* _TASK GOAL_
Isolate every line in the records below with "Amount" in it.

* _EXTRACTED ENTRIES_
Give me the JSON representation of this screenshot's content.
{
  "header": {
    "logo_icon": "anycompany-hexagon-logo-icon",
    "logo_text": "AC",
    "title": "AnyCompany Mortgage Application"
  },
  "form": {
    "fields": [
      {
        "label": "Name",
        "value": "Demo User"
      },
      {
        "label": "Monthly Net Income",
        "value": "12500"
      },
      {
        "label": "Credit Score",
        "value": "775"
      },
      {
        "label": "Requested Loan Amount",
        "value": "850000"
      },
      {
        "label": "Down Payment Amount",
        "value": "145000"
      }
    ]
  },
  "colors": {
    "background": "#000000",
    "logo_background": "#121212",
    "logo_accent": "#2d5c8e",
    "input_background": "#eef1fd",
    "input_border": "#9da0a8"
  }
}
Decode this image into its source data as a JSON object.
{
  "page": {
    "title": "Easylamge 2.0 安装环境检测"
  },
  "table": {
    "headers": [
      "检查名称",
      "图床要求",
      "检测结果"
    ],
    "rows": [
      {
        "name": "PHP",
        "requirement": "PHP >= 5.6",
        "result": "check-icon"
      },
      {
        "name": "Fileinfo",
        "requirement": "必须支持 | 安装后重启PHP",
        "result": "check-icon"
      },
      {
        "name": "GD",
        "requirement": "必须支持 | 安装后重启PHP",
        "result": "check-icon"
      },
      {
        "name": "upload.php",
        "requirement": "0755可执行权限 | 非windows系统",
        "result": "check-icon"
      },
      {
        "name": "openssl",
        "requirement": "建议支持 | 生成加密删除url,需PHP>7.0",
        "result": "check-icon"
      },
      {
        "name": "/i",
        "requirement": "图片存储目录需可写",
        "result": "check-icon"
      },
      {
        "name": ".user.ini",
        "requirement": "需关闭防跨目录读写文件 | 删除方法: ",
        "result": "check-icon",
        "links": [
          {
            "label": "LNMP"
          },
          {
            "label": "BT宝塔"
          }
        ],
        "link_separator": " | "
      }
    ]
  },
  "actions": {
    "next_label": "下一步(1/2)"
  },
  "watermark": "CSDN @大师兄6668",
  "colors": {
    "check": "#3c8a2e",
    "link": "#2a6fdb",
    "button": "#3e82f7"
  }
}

* _FULL SOLUTION_
        "label": "Requested Loan Amount",
        "label": "Down Payment Amount",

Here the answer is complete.